--- START OF DATA IN THIS EXERCISE ---

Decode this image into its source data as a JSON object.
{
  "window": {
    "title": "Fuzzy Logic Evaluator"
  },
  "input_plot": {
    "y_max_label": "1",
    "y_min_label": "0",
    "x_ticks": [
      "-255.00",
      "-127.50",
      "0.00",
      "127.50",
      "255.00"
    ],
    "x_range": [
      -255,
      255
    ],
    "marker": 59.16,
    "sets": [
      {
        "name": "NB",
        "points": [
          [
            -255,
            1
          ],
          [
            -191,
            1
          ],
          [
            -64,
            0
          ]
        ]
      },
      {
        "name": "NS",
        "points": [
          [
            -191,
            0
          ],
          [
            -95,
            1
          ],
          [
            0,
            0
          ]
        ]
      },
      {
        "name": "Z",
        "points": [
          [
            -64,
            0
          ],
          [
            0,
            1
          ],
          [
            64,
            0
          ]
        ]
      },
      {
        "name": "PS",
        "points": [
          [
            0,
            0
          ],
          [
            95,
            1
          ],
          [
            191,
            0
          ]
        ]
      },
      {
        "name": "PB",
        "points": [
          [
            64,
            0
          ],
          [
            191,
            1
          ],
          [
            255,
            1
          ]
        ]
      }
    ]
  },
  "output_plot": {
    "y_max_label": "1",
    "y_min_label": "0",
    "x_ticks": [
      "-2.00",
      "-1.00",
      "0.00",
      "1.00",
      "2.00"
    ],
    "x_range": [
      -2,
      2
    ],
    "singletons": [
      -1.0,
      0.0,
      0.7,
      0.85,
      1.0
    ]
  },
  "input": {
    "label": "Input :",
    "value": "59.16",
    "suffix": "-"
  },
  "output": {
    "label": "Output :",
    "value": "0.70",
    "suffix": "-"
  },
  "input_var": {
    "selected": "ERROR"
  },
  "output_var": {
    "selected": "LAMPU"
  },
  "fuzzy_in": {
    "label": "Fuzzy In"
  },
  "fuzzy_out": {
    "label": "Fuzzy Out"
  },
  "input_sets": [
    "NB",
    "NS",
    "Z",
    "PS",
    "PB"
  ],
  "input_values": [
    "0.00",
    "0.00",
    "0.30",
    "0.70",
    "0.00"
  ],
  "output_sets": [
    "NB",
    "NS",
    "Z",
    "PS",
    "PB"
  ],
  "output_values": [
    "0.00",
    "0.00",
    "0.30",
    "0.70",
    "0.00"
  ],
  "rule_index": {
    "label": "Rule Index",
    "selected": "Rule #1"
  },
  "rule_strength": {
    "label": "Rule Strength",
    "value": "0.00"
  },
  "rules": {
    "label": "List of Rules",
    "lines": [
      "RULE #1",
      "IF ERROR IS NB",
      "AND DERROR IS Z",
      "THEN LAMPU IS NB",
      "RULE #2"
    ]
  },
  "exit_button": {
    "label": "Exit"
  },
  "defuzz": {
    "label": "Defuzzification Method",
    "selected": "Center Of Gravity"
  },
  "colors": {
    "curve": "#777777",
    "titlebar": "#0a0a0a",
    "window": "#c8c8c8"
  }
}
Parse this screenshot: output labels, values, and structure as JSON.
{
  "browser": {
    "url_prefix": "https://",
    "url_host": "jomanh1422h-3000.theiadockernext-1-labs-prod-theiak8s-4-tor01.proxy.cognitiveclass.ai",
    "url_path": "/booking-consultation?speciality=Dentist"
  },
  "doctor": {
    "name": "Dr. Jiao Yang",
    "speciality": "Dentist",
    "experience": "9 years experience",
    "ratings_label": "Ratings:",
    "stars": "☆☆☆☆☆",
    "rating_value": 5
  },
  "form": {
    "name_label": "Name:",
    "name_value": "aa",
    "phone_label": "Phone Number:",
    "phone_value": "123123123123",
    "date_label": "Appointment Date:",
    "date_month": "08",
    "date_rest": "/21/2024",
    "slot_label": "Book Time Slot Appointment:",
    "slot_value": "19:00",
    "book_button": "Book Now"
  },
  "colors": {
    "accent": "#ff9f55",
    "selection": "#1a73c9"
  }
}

--- END OF DATA IN THIS EXERCISE ---

- **PROBLEM**: Write all of the records out again exactly.

- **CORRECT OUTPUT**:
Decode this image into its source data as a JSON object.
{
  "window": {
    "title": "Fuzzy Logic Evaluator"
  },
  "input_plot": {
    "y_max_label": "1",
    "y_min_label": "0",
    "x_ticks": [
      "-255.00",
      "-127.50",
      "0.00",
      "127.50",
      "255.00"
    ],
    "x_range": [
      -255,
      255
    ],
    "marker": 59.16,
    "sets": [
      {
        "name": "NB",
        "points": [
          [
            -255,
            1
          ],
          [
            -191,
            1
          ],
          [
            -64,
            0
          ]
        ]
      },
      {
        "name": "NS",
        "points": [
          [
            -191,
            0
          ],
          [
            -95,
            1
          ],
          [
            0,
            0
          ]
        ]
      },
      {
        "name": "Z",
        "points": [
          [
            -64,
            0
          ],
          [
            0,
            1
          ],
          [
            64,
            0
          ]
        ]
      },
      {
        "name": "PS",
        "points": [
          [
            0,
            0
          ],
          [
            95,
            1
          ],
          [
            191,
            0
          ]
        ]
      },
      {
        "name": "PB",
        "points": [
          [
            64,
            0
          ],
          [
            191,
            1
          ],
          [
            255,
            1
          ]
        ]
      }
    ]
  },
  "output_plot": {
    "y_max_label": "1",
    "y_min_label": "0",
    "x_ticks": [
      "-2.00",
      "-1.00",
      "0.00",
      "1.00",
      "2.00"
    ],
    "x_range": [
      -2,
      2
    ],
    "singletons": [
      -1.0,
      0.0,
      0.7,
      0.85,
      1.0
    ]
  },
  "input": {
    "label": "Input :",
    "value": "59.16",
    "suffix": "-"
  },
  "output": {
    "label": "Output :",
    "value": "0.70",
    "suffix": "-"
  },
  "input_var": {
    "selected": "ERROR"
  },
  "output_var": {
    "selected": "LAMPU"
  },
  "fuzzy_in": {
    "label": "Fuzzy In"
  },
  "fuzzy_out": {
    "label": "Fuzzy Out"
  },
  "input_sets": [
    "NB",
    "NS",
    "Z",
    "PS",
    "PB"
  ],
  "input_values": [
    "0.00",
    "0.00",
    "0.30",
    "0.70",
    "0.00"
  ],
  "output_sets": [
    "NB",
    "NS",
    "Z",
    "PS",
    "PB"
  ],
  "output_values": [
    "0.00",
    "0.00",
    "0.30",
    "0.70",
    "0.00"
  ],
  "rule_index": {
    "label": "Rule Index",
    "selected": "Rule #1"
  },
  "rule_strength": {
    "label": "Rule Strength",
    "value": "0.00"
  },
  "rules": {
    "label": "List of Rules",
    "lines": [
      "RULE #1",
      "IF ERROR IS NB",
      "AND DERROR IS Z",
      "THEN LAMPU IS NB",
      "RULE #2"
    ]
  },
  "exit_button": {
    "label": "Exit"
  },
  "defuzz": {
    "label": "Defuzzification Method",
    "selected": "Center Of Gravity"
  },
  "colors": {
    "curve": "#777777",
    "titlebar": "#0a0a0a",
    "window": "#c8c8c8"
  }
}
Parse this screenshot: output labels, values, and structure as JSON.
{
  "browser": {
    "url_prefix": "https://",
    "url_host": "jomanh1422h-3000.theiadockernext-1-labs-prod-theiak8s-4-tor01.proxy.cognitiveclass.ai",
    "url_path": "/booking-consultation?speciality=Dentist"
  },
  "doctor": {
    "name": "Dr. Jiao Yang",
    "speciality": "Dentist",
    "experience": "9 years experience",
    "ratings_label": "Ratings:",
    "stars": "☆☆☆☆☆",
    "rating_value": 5
  },
  "form": {
    "name_label": "Name:",
    "name_value": "aa",
    "phone_label": "Phone Number:",
    "phone_value": "123123123123",
    "date_label": "Appointment Date:",
    "date_month": "08",
    "date_rest": "/21/2024",
    "slot_label": "Book Time Slot Appointment:",
    "slot_value": "19:00",
    "book_button": "Book Now"
  },
  "colors": {
    "accent": "#ff9f55",
    "selection": "#1a73c9"
  }
}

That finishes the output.